**Stored data:**
|---|
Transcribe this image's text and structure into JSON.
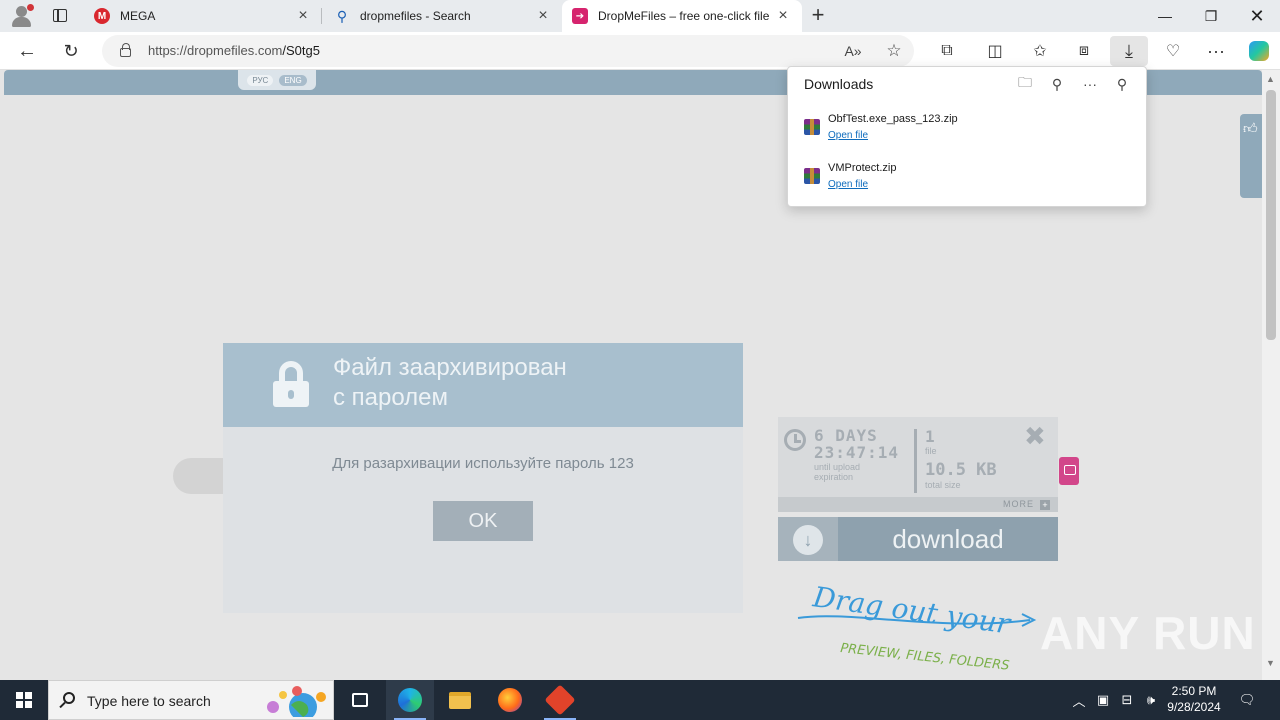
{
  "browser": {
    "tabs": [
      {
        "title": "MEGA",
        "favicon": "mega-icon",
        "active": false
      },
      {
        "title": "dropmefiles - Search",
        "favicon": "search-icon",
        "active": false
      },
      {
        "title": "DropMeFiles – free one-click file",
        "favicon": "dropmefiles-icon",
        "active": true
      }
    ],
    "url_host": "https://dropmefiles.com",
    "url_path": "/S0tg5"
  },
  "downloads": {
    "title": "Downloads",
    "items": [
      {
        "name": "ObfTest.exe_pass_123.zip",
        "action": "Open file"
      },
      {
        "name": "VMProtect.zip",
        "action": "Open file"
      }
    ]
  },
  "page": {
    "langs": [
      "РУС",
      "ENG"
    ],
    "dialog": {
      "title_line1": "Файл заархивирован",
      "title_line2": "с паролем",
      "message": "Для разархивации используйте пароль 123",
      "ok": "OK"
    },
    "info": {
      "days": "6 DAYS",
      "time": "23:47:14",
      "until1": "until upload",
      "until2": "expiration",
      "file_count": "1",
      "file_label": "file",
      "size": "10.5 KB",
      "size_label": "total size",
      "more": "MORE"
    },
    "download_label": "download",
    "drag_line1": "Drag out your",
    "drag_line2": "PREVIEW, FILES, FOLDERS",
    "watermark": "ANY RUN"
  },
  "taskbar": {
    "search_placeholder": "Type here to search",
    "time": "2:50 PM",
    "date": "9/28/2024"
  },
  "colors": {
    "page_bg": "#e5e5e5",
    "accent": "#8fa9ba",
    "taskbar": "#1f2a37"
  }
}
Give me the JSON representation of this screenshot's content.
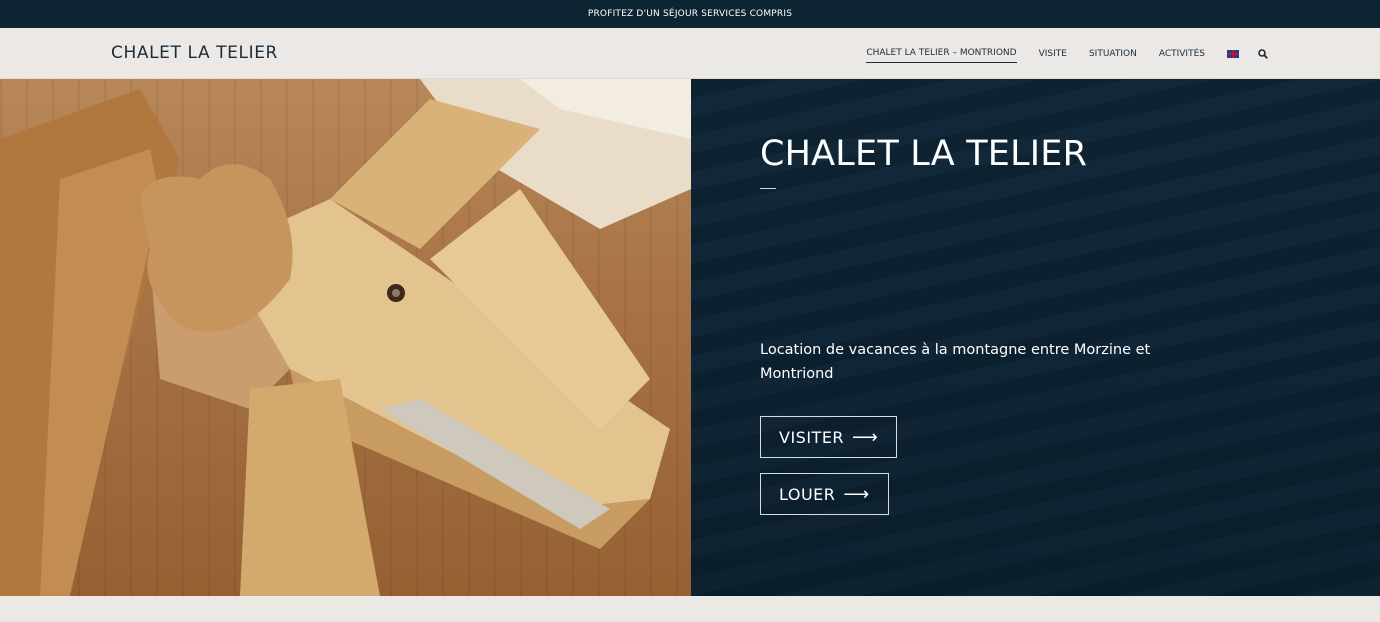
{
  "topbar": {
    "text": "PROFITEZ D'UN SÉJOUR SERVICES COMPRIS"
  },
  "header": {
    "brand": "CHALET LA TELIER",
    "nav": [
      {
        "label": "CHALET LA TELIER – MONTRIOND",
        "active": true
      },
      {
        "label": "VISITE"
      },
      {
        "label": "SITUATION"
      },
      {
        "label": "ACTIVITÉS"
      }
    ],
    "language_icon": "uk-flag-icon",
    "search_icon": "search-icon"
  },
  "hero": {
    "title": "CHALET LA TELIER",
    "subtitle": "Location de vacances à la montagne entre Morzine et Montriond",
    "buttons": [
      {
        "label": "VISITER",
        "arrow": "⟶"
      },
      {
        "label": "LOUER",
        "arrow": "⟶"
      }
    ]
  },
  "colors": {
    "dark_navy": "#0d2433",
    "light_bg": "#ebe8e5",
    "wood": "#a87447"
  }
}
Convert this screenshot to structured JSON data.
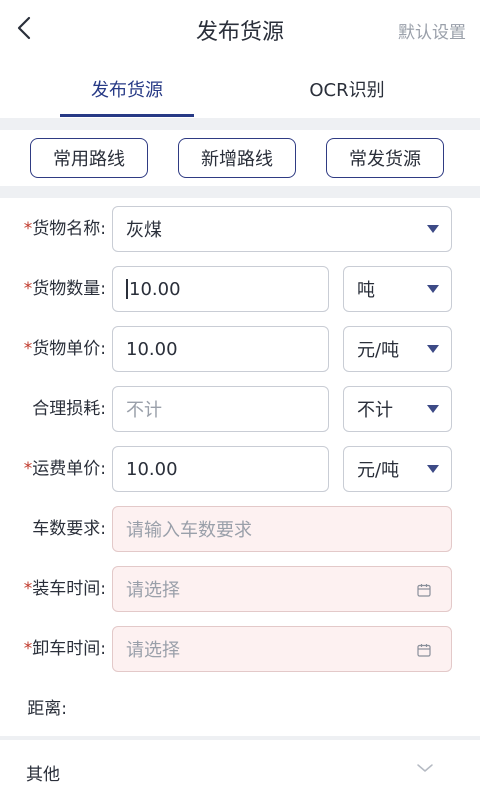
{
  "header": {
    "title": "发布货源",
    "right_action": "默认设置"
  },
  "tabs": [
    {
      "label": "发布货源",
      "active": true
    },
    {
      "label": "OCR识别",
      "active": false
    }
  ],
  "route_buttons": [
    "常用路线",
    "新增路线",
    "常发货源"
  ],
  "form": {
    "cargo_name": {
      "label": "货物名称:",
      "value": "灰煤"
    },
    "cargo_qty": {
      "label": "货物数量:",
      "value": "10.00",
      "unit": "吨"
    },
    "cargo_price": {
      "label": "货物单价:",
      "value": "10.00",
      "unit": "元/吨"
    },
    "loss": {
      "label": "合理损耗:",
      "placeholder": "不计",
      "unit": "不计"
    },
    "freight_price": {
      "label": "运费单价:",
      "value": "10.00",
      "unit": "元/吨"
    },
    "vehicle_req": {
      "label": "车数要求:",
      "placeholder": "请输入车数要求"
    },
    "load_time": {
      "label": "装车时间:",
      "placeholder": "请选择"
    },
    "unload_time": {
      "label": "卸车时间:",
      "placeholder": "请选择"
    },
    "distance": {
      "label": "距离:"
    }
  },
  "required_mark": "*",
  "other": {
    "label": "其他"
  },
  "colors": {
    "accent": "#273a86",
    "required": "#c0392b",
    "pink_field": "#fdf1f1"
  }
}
|---|
**Exercise description:** Leaving aside the images, write out the entries above word for word.

**Task result:**
Transcribe this image's text and structure into JSON.
{
  "browser": {
    "tabs": [
      {
        "title": "MEGA",
        "favicon": "mega-icon",
        "active": false
      },
      {
        "title": "dropmefiles - Search",
        "favicon": "search-icon",
        "active": false
      },
      {
        "title": "DropMeFiles – free one-click file",
        "favicon": "dropmefiles-icon",
        "active": true
      }
    ],
    "url_host": "https://dropmefiles.com",
    "url_path": "/S0tg5"
  },
  "downloads": {
    "title": "Downloads",
    "items": [
      {
        "name": "ObfTest.exe_pass_123.zip",
        "action": "Open file"
      },
      {
        "name": "VMProtect.zip",
        "action": "Open file"
      }
    ]
  },
  "page": {
    "langs": [
      "РУС",
      "ENG"
    ],
    "dialog": {
      "title_line1": "Файл заархивирован",
      "title_line2": "с паролем",
      "message": "Для разархивации используйте пароль 123",
      "ok": "OK"
    },
    "info": {
      "days": "6 DAYS",
      "time": "23:47:14",
      "until1": "until upload",
      "until2": "expiration",
      "file_count": "1",
      "file_label": "file",
      "size": "10.5 KB",
      "size_label": "total size",
      "more": "MORE"
    },
    "download_label": "download",
    "drag_line1": "Drag out your",
    "drag_line2": "PREVIEW, FILES, FOLDERS",
    "watermark": "ANY RUN"
  },
  "taskbar": {
    "search_placeholder": "Type here to search",
    "time": "2:50 PM",
    "date": "9/28/2024"
  },
  "colors": {
    "page_bg": "#e5e5e5",
    "accent": "#8fa9ba",
    "taskbar": "#1f2a37"
  }
}
Give me the JSON representation of this screenshot's content.
{
  "topbar": {
    "text": "PROFITEZ D'UN SÉJOUR SERVICES COMPRIS"
  },
  "header": {
    "brand": "CHALET LA TELIER",
    "nav": [
      {
        "label": "CHALET LA TELIER – MONTRIOND",
        "active": true
      },
      {
        "label": "VISITE"
      },
      {
        "label": "SITUATION"
      },
      {
        "label": "ACTIVITÉS"
      }
    ],
    "language_icon": "uk-flag-icon",
    "search_icon": "search-icon"
  },
  "hero": {
    "title": "CHALET LA TELIER",
    "subtitle": "Location de vacances à la montagne entre Morzine et Montriond",
    "buttons": [
      {
        "label": "VISITER",
        "arrow": "⟶"
      },
      {
        "label": "LOUER",
        "arrow": "⟶"
      }
    ]
  },
  "colors": {
    "dark_navy": "#0d2433",
    "light_bg": "#ebe8e5",
    "wood": "#a87447"
  }
}
Convert this screenshot to structured JSON data.
{
  "header": {
    "title": "发布货源",
    "right_action": "默认设置"
  },
  "tabs": [
    {
      "label": "发布货源",
      "active": true
    },
    {
      "label": "OCR识别",
      "active": false
    }
  ],
  "route_buttons": [
    "常用路线",
    "新增路线",
    "常发货源"
  ],
  "form": {
    "cargo_name": {
      "label": "货物名称:",
      "value": "灰煤"
    },
    "cargo_qty": {
      "label": "货物数量:",
      "value": "10.00",
      "unit": "吨"
    },
    "cargo_price": {
      "label": "货物单价:",
      "value": "10.00",
      "unit": "元/吨"
    },
    "loss": {
      "label": "合理损耗:",
      "placeholder": "不计",
      "unit": "不计"
    },
    "freight_price": {
      "label": "运费单价:",
      "value": "10.00",
      "unit": "元/吨"
    },
    "vehicle_req": {
      "label": "车数要求:",
      "placeholder": "请输入车数要求"
    },
    "load_time": {
      "label": "装车时间:",
      "placeholder": "请选择"
    },
    "unload_time": {
      "label": "卸车时间:",
      "placeholder": "请选择"
    },
    "distance": {
      "label": "距离:"
    }
  },
  "required_mark": "*",
  "other": {
    "label": "其他"
  },
  "colors": {
    "accent": "#273a86",
    "required": "#c0392b",
    "pink_field": "#fdf1f1"
  }
}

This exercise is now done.